» WORK TO COMPLETE:
Copy out every record below exactly as written, but leave out any pictures.

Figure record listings
# # #

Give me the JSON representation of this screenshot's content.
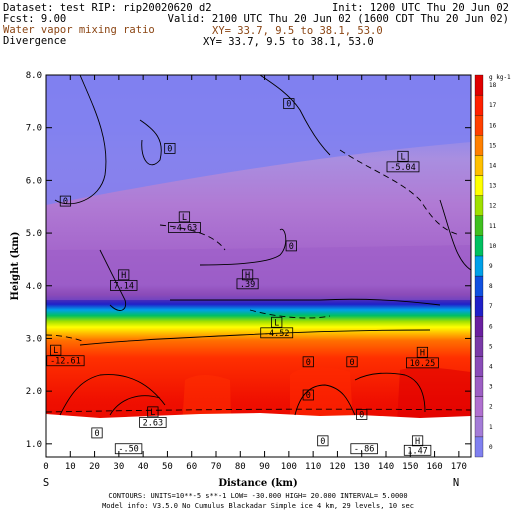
{
  "header": {
    "dataset": "Dataset: test  RIP: rip20020620 d2",
    "init": "Init: 1200 UTC Thu 20 Jun 02",
    "fcst": "Fcst:    9.00",
    "valid": "Valid: 2100 UTC Thu 20 Jun 02 (1600 CDT Thu 20 Jun 02)",
    "var1": "Water vapor mixing ratio",
    "xy1": "XY=  33.7,  9.5 to  38.1, 53.0",
    "var2": "Divergence",
    "xy2": "XY=  33.7,  9.5 to  38.1, 53.0"
  },
  "chart_data": {
    "type": "heatmap",
    "xlabel": "Distance (km)",
    "ylabel": "Height (km)",
    "x_ticks": [
      "0",
      "10",
      "20",
      "30",
      "40",
      "50",
      "60",
      "70",
      "80",
      "90",
      "100",
      "110",
      "120",
      "130",
      "140",
      "150",
      "160",
      "170"
    ],
    "y_ticks": [
      "1.0",
      "2.0",
      "3.0",
      "4.0",
      "5.0",
      "6.0",
      "7.0",
      "8.0"
    ],
    "xlim": [
      0,
      175
    ],
    "ylim": [
      0.75,
      8.0
    ],
    "left_end": "S",
    "right_end": "N",
    "colorbar": {
      "unit": "g kg-1",
      "labels": [
        "0",
        "1",
        "2",
        "3",
        "4",
        "5",
        "6",
        "7",
        "8",
        "9",
        "10",
        "11",
        "12",
        "13",
        "14",
        "15",
        "16",
        "17",
        "18"
      ],
      "colors": [
        "#8080f0",
        "#a47cd8",
        "#b070d0",
        "#9d5fc4",
        "#8a4cb8",
        "#7a3aa8",
        "#6a1fa0",
        "#2020c8",
        "#1050e0",
        "#00a0e8",
        "#00c060",
        "#40c020",
        "#a0e000",
        "#ffff00",
        "#ffc000",
        "#ff8000",
        "#ff4000",
        "#ff2000",
        "#e00000"
      ]
    },
    "annotations": [
      {
        "text": "0",
        "x": 100,
        "y": 7.4
      },
      {
        "text": "0",
        "x": 51,
        "y": 6.55
      },
      {
        "text": "0",
        "x": 8,
        "y": 5.55
      },
      {
        "text": "L",
        "x": 147,
        "y": 6.4
      },
      {
        "text": "-5.04",
        "x": 147,
        "y": 6.2
      },
      {
        "text": "L",
        "x": 57,
        "y": 5.25
      },
      {
        "text": "-4.63",
        "x": 57,
        "y": 5.05
      },
      {
        "text": "0",
        "x": 101,
        "y": 4.7
      },
      {
        "text": "H",
        "x": 32,
        "y": 4.15
      },
      {
        "text": "7.14",
        "x": 32,
        "y": 3.95
      },
      {
        "text": "H",
        "x": 83,
        "y": 4.15
      },
      {
        "text": ".39",
        "x": 83,
        "y": 3.98
      },
      {
        "text": "L",
        "x": 95,
        "y": 3.25
      },
      {
        "text": "-4.52",
        "x": 95,
        "y": 3.05
      },
      {
        "text": "L",
        "x": 4,
        "y": 2.72
      },
      {
        "text": "-12.61",
        "x": 8,
        "y": 2.52
      },
      {
        "text": "0",
        "x": 108,
        "y": 2.5
      },
      {
        "text": "0",
        "x": 126,
        "y": 2.5
      },
      {
        "text": "H",
        "x": 155,
        "y": 2.68
      },
      {
        "text": "10.25",
        "x": 155,
        "y": 2.48
      },
      {
        "text": "0",
        "x": 108,
        "y": 1.87
      },
      {
        "text": "L",
        "x": 44,
        "y": 1.55
      },
      {
        "text": "2.63",
        "x": 44,
        "y": 1.35
      },
      {
        "text": "0",
        "x": 130,
        "y": 1.5
      },
      {
        "text": "0",
        "x": 21,
        "y": 1.15
      },
      {
        "text": "0",
        "x": 114,
        "y": 1.0
      },
      {
        "text": "-.50",
        "x": 34,
        "y": 0.85
      },
      {
        "text": "-.86",
        "x": 131,
        "y": 0.85
      },
      {
        "text": "H",
        "x": 153,
        "y": 1.0
      },
      {
        "text": "1.47",
        "x": 153,
        "y": 0.82
      }
    ]
  },
  "footer": {
    "contours": "CONTOURS:  UNITS=10**-5 s**-1  LOW= -30.000      HIGH=  20.000      INTERVAL=  5.0000",
    "model": "Model info: V3.5.0 No Cumulus Blackadar  Simple ice    4 km,  29 levels,  10 sec"
  }
}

# # #

» COMPLETE RESPONSE:
Give me the JSON representation of this screenshot's content.
{
  "header": {
    "dataset": "Dataset: test  RIP: rip20020620 d2",
    "init": "Init: 1200 UTC Thu 20 Jun 02",
    "fcst": "Fcst:    9.00",
    "valid": "Valid: 2100 UTC Thu 20 Jun 02 (1600 CDT Thu 20 Jun 02)",
    "var1": "Water vapor mixing ratio",
    "xy1": "XY=  33.7,  9.5 to  38.1, 53.0",
    "var2": "Divergence",
    "xy2": "XY=  33.7,  9.5 to  38.1, 53.0"
  },
  "chart_data": {
    "type": "heatmap",
    "xlabel": "Distance (km)",
    "ylabel": "Height (km)",
    "x_ticks": [
      "0",
      "10",
      "20",
      "30",
      "40",
      "50",
      "60",
      "70",
      "80",
      "90",
      "100",
      "110",
      "120",
      "130",
      "140",
      "150",
      "160",
      "170"
    ],
    "y_ticks": [
      "1.0",
      "2.0",
      "3.0",
      "4.0",
      "5.0",
      "6.0",
      "7.0",
      "8.0"
    ],
    "xlim": [
      0,
      175
    ],
    "ylim": [
      0.75,
      8.0
    ],
    "left_end": "S",
    "right_end": "N",
    "colorbar": {
      "unit": "g kg-1",
      "labels": [
        "0",
        "1",
        "2",
        "3",
        "4",
        "5",
        "6",
        "7",
        "8",
        "9",
        "10",
        "11",
        "12",
        "13",
        "14",
        "15",
        "16",
        "17",
        "18"
      ],
      "colors": [
        "#8080f0",
        "#a47cd8",
        "#b070d0",
        "#9d5fc4",
        "#8a4cb8",
        "#7a3aa8",
        "#6a1fa0",
        "#2020c8",
        "#1050e0",
        "#00a0e8",
        "#00c060",
        "#40c020",
        "#a0e000",
        "#ffff00",
        "#ffc000",
        "#ff8000",
        "#ff4000",
        "#ff2000",
        "#e00000"
      ]
    },
    "annotations": [
      {
        "text": "0",
        "x": 100,
        "y": 7.4
      },
      {
        "text": "0",
        "x": 51,
        "y": 6.55
      },
      {
        "text": "0",
        "x": 8,
        "y": 5.55
      },
      {
        "text": "L",
        "x": 147,
        "y": 6.4
      },
      {
        "text": "-5.04",
        "x": 147,
        "y": 6.2
      },
      {
        "text": "L",
        "x": 57,
        "y": 5.25
      },
      {
        "text": "-4.63",
        "x": 57,
        "y": 5.05
      },
      {
        "text": "0",
        "x": 101,
        "y": 4.7
      },
      {
        "text": "H",
        "x": 32,
        "y": 4.15
      },
      {
        "text": "7.14",
        "x": 32,
        "y": 3.95
      },
      {
        "text": "H",
        "x": 83,
        "y": 4.15
      },
      {
        "text": ".39",
        "x": 83,
        "y": 3.98
      },
      {
        "text": "L",
        "x": 95,
        "y": 3.25
      },
      {
        "text": "-4.52",
        "x": 95,
        "y": 3.05
      },
      {
        "text": "L",
        "x": 4,
        "y": 2.72
      },
      {
        "text": "-12.61",
        "x": 8,
        "y": 2.52
      },
      {
        "text": "0",
        "x": 108,
        "y": 2.5
      },
      {
        "text": "0",
        "x": 126,
        "y": 2.5
      },
      {
        "text": "H",
        "x": 155,
        "y": 2.68
      },
      {
        "text": "10.25",
        "x": 155,
        "y": 2.48
      },
      {
        "text": "0",
        "x": 108,
        "y": 1.87
      },
      {
        "text": "L",
        "x": 44,
        "y": 1.55
      },
      {
        "text": "2.63",
        "x": 44,
        "y": 1.35
      },
      {
        "text": "0",
        "x": 130,
        "y": 1.5
      },
      {
        "text": "0",
        "x": 21,
        "y": 1.15
      },
      {
        "text": "0",
        "x": 114,
        "y": 1.0
      },
      {
        "text": "-.50",
        "x": 34,
        "y": 0.85
      },
      {
        "text": "-.86",
        "x": 131,
        "y": 0.85
      },
      {
        "text": "H",
        "x": 153,
        "y": 1.0
      },
      {
        "text": "1.47",
        "x": 153,
        "y": 0.82
      }
    ]
  },
  "footer": {
    "contours": "CONTOURS:  UNITS=10**-5 s**-1  LOW= -30.000      HIGH=  20.000      INTERVAL=  5.0000",
    "model": "Model info: V3.5.0 No Cumulus Blackadar  Simple ice    4 km,  29 levels,  10 sec"
  }
}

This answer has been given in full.